▶ _SUPPLIED RECORDS_:
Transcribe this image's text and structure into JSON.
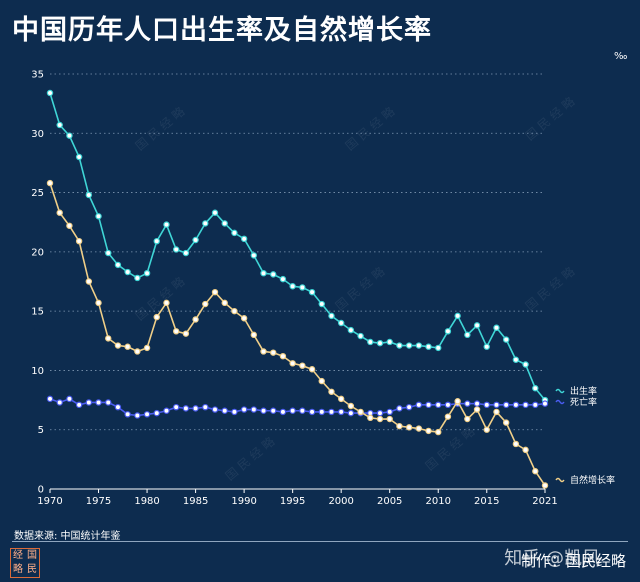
{
  "title": "中国历年人口出生率及自然增长率",
  "unit": "‰",
  "source": "数据来源: 中国统计年鉴",
  "credit": "制作：国民经略",
  "watermark_text": "知乎 @凯风",
  "logo_chars": [
    "经",
    "国",
    "略",
    "民"
  ],
  "chart_data": {
    "type": "line",
    "xlabel": "",
    "ylabel": "",
    "xlim": [
      1970,
      2021
    ],
    "ylim": [
      0,
      35
    ],
    "x_ticks": [
      1970,
      1975,
      1980,
      1985,
      1990,
      1995,
      2000,
      2005,
      2010,
      2015,
      2021
    ],
    "y_ticks": [
      0,
      5,
      10,
      15,
      20,
      25,
      30,
      35
    ],
    "grid": "horizontal-dotted",
    "x": [
      1970,
      1971,
      1972,
      1973,
      1974,
      1975,
      1976,
      1977,
      1978,
      1979,
      1980,
      1981,
      1982,
      1983,
      1984,
      1985,
      1986,
      1987,
      1988,
      1989,
      1990,
      1991,
      1992,
      1993,
      1994,
      1995,
      1996,
      1997,
      1998,
      1999,
      2000,
      2001,
      2002,
      2003,
      2004,
      2005,
      2006,
      2007,
      2008,
      2009,
      2010,
      2011,
      2012,
      2013,
      2014,
      2015,
      2016,
      2017,
      2018,
      2019,
      2020,
      2021
    ],
    "series": [
      {
        "name": "出生率",
        "color": "#3fd6d6",
        "values": [
          33.4,
          30.7,
          29.8,
          28.0,
          24.8,
          23.0,
          19.9,
          18.9,
          18.3,
          17.8,
          18.2,
          20.9,
          22.3,
          20.2,
          19.9,
          21.0,
          22.4,
          23.3,
          22.4,
          21.6,
          21.1,
          19.7,
          18.2,
          18.1,
          17.7,
          17.1,
          17.0,
          16.6,
          15.6,
          14.6,
          14.0,
          13.4,
          12.9,
          12.4,
          12.3,
          12.4,
          12.1,
          12.1,
          12.1,
          12.0,
          11.9,
          13.3,
          14.6,
          13.0,
          13.8,
          12.0,
          13.6,
          12.6,
          10.9,
          10.5,
          8.5,
          7.5
        ]
      },
      {
        "name": "死亡率",
        "color": "#4a5cf0",
        "values": [
          7.6,
          7.3,
          7.6,
          7.1,
          7.3,
          7.3,
          7.3,
          6.9,
          6.3,
          6.2,
          6.3,
          6.4,
          6.6,
          6.9,
          6.8,
          6.8,
          6.9,
          6.7,
          6.6,
          6.5,
          6.7,
          6.7,
          6.6,
          6.6,
          6.5,
          6.6,
          6.6,
          6.5,
          6.5,
          6.5,
          6.5,
          6.4,
          6.4,
          6.4,
          6.4,
          6.5,
          6.8,
          6.9,
          7.1,
          7.1,
          7.1,
          7.1,
          7.2,
          7.2,
          7.2,
          7.1,
          7.1,
          7.1,
          7.1,
          7.1,
          7.1,
          7.2
        ]
      },
      {
        "name": "自然增长率",
        "color": "#f0cf88",
        "values": [
          25.8,
          23.3,
          22.2,
          20.9,
          17.5,
          15.7,
          12.7,
          12.1,
          12.0,
          11.6,
          11.9,
          14.5,
          15.7,
          13.3,
          13.1,
          14.3,
          15.6,
          16.6,
          15.7,
          15.0,
          14.4,
          13.0,
          11.6,
          11.5,
          11.2,
          10.6,
          10.4,
          10.1,
          9.1,
          8.2,
          7.6,
          7.0,
          6.5,
          6.0,
          5.9,
          5.9,
          5.3,
          5.2,
          5.1,
          4.9,
          4.8,
          6.1,
          7.4,
          5.9,
          6.7,
          5.0,
          6.5,
          5.6,
          3.8,
          3.3,
          1.5,
          0.3
        ]
      }
    ],
    "legend": "right-end-labels"
  }
}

▶ _WRITTEN REQUEST_:
Leave out the pictures and give the listing above again exactly.

▶ _RESPONSE TO THE TASK_:
Transcribe this image's text and structure into JSON.
{
  "title": "中国历年人口出生率及自然增长率",
  "unit": "‰",
  "source": "数据来源: 中国统计年鉴",
  "credit": "制作：国民经略",
  "watermark_text": "知乎 @凯风",
  "logo_chars": [
    "经",
    "国",
    "略",
    "民"
  ],
  "chart_data": {
    "type": "line",
    "xlabel": "",
    "ylabel": "",
    "xlim": [
      1970,
      2021
    ],
    "ylim": [
      0,
      35
    ],
    "x_ticks": [
      1970,
      1975,
      1980,
      1985,
      1990,
      1995,
      2000,
      2005,
      2010,
      2015,
      2021
    ],
    "y_ticks": [
      0,
      5,
      10,
      15,
      20,
      25,
      30,
      35
    ],
    "grid": "horizontal-dotted",
    "x": [
      1970,
      1971,
      1972,
      1973,
      1974,
      1975,
      1976,
      1977,
      1978,
      1979,
      1980,
      1981,
      1982,
      1983,
      1984,
      1985,
      1986,
      1987,
      1988,
      1989,
      1990,
      1991,
      1992,
      1993,
      1994,
      1995,
      1996,
      1997,
      1998,
      1999,
      2000,
      2001,
      2002,
      2003,
      2004,
      2005,
      2006,
      2007,
      2008,
      2009,
      2010,
      2011,
      2012,
      2013,
      2014,
      2015,
      2016,
      2017,
      2018,
      2019,
      2020,
      2021
    ],
    "series": [
      {
        "name": "出生率",
        "color": "#3fd6d6",
        "values": [
          33.4,
          30.7,
          29.8,
          28.0,
          24.8,
          23.0,
          19.9,
          18.9,
          18.3,
          17.8,
          18.2,
          20.9,
          22.3,
          20.2,
          19.9,
          21.0,
          22.4,
          23.3,
          22.4,
          21.6,
          21.1,
          19.7,
          18.2,
          18.1,
          17.7,
          17.1,
          17.0,
          16.6,
          15.6,
          14.6,
          14.0,
          13.4,
          12.9,
          12.4,
          12.3,
          12.4,
          12.1,
          12.1,
          12.1,
          12.0,
          11.9,
          13.3,
          14.6,
          13.0,
          13.8,
          12.0,
          13.6,
          12.6,
          10.9,
          10.5,
          8.5,
          7.5
        ]
      },
      {
        "name": "死亡率",
        "color": "#4a5cf0",
        "values": [
          7.6,
          7.3,
          7.6,
          7.1,
          7.3,
          7.3,
          7.3,
          6.9,
          6.3,
          6.2,
          6.3,
          6.4,
          6.6,
          6.9,
          6.8,
          6.8,
          6.9,
          6.7,
          6.6,
          6.5,
          6.7,
          6.7,
          6.6,
          6.6,
          6.5,
          6.6,
          6.6,
          6.5,
          6.5,
          6.5,
          6.5,
          6.4,
          6.4,
          6.4,
          6.4,
          6.5,
          6.8,
          6.9,
          7.1,
          7.1,
          7.1,
          7.1,
          7.2,
          7.2,
          7.2,
          7.1,
          7.1,
          7.1,
          7.1,
          7.1,
          7.1,
          7.2
        ]
      },
      {
        "name": "自然增长率",
        "color": "#f0cf88",
        "values": [
          25.8,
          23.3,
          22.2,
          20.9,
          17.5,
          15.7,
          12.7,
          12.1,
          12.0,
          11.6,
          11.9,
          14.5,
          15.7,
          13.3,
          13.1,
          14.3,
          15.6,
          16.6,
          15.7,
          15.0,
          14.4,
          13.0,
          11.6,
          11.5,
          11.2,
          10.6,
          10.4,
          10.1,
          9.1,
          8.2,
          7.6,
          7.0,
          6.5,
          6.0,
          5.9,
          5.9,
          5.3,
          5.2,
          5.1,
          4.9,
          4.8,
          6.1,
          7.4,
          5.9,
          6.7,
          5.0,
          6.5,
          5.6,
          3.8,
          3.3,
          1.5,
          0.3
        ]
      }
    ],
    "legend": "right-end-labels"
  }
}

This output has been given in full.